Quote every line of the material beneath this one.

**Supplied entries**
>>>>

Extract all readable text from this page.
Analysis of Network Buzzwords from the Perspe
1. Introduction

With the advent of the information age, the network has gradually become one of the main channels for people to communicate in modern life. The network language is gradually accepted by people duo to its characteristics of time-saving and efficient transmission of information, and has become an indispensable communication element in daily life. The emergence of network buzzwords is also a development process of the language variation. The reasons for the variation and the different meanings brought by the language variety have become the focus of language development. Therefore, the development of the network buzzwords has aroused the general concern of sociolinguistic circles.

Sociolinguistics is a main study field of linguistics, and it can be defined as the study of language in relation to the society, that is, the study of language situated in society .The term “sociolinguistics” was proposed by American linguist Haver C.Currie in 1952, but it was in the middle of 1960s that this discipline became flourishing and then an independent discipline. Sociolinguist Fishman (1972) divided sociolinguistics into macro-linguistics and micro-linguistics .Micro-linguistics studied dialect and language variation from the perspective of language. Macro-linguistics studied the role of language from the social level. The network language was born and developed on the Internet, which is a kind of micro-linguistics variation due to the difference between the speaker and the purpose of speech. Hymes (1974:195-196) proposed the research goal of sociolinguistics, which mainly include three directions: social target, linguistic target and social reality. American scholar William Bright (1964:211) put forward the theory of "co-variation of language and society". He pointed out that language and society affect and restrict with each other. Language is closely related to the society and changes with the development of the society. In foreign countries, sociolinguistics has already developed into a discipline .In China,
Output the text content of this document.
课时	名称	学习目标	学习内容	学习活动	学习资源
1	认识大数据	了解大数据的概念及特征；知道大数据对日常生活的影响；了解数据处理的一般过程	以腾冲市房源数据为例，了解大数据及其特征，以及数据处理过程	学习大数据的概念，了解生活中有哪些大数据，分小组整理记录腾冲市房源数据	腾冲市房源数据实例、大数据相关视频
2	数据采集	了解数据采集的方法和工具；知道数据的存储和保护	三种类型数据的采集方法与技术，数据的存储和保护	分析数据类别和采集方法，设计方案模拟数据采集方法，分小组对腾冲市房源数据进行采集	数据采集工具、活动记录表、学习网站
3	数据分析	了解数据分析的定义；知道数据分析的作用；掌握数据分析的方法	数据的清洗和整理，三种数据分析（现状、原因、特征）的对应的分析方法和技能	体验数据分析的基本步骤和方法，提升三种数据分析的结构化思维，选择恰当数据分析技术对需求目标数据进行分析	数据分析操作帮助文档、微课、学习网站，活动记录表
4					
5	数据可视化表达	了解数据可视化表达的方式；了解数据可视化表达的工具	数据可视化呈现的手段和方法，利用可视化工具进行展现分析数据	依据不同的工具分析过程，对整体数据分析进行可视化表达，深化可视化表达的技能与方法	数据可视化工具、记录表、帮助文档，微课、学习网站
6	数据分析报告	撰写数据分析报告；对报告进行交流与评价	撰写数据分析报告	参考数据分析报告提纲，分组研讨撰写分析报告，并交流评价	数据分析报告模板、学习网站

<<<<

**Completed exercise**
Extract all readable text from this page.
Analysis of Network Buzzwords from the Perspe
1. Introduction

With the advent of the information age, the network has gradually become one of the main channels for people to communicate in modern life. The network language is gradually accepted by people duo to its characteristics of time-saving and efficient transmission of information, and has become an indispensable communication element in daily life. The emergence of network buzzwords is also a development process of the language variation. The reasons for the variation and the different meanings brought by the language variety have become the focus of language development. Therefore, the development of the network buzzwords has aroused the general concern of sociolinguistic circles.

Sociolinguistics is a main study field of linguistics, and it can be defined as the study of language in relation to the society, that is, the study of language situated in society .The term “sociolinguistics” was proposed by American linguist Haver C.Currie in 1952, but it was in the middle of 1960s that this discipline became flourishing and then an independent discipline. Sociolinguist Fishman (1972) divided sociolinguistics into macro-linguistics and micro-linguistics .Micro-linguistics studied dialect and language variation from the perspective of language. Macro-linguistics studied the role of language from the social level. The network language was born and developed on the Internet, which is a kind of micro-linguistics variation due to the difference between the speaker and the purpose of speech. Hymes (1974:195-196) proposed the research goal of sociolinguistics, which mainly include three directions: social target, linguistic target and social reality. American scholar William Bright (1964:211) put forward the theory of "co-variation of language and society". He pointed out that language and society affect and restrict with each other. Language is closely related to the society and changes with the development of the society. In foreign countries, sociolinguistics has already developed into a discipline .In China,
Output the text content of this document.
课时	名称	学习目标	学习内容	学习活动	学习资源
1	认识大数据	了解大数据的概念及特征；知道大数据对日常生活的影响；了解数据处理的一般过程	以腾冲市房源数据为例，了解大数据及其特征，以及数据处理过程	学习大数据的概念，了解生活中有哪些大数据，分小组整理记录腾冲市房源数据	腾冲市房源数据实例、大数据相关视频
2	数据采集	了解数据采集的方法和工具；知道数据的存储和保护	三种类型数据的采集方法与技术，数据的存储和保护	分析数据类别和采集方法，设计方案模拟数据采集方法，分小组对腾冲市房源数据进行采集	数据采集工具、活动记录表、学习网站
3	数据分析	了解数据分析的定义；知道数据分析的作用；掌握数据分析的方法	数据的清洗和整理，三种数据分析（现状、原因、特征）的对应的分析方法和技能	体验数据分析的基本步骤和方法，提升三种数据分析的结构化思维，选择恰当数据分析技术对需求目标数据进行分析	数据分析操作帮助文档、微课、学习网站，活动记录表
4					
5	数据可视化表达	了解数据可视化表达的方式；了解数据可视化表达的工具	数据可视化呈现的手段和方法，利用可视化工具进行展现分析数据	依据不同的工具分析过程，对整体数据分析进行可视化表达，深化可视化表达的技能与方法	数据可视化工具、记录表、帮助文档，微课、学习网站
6	数据分析报告	撰写数据分析报告；对报告进行交流与评价	撰写数据分析报告	参考数据分析报告提纲，分组研讨撰写分析报告，并交流评价	数据分析报告模板、学习网站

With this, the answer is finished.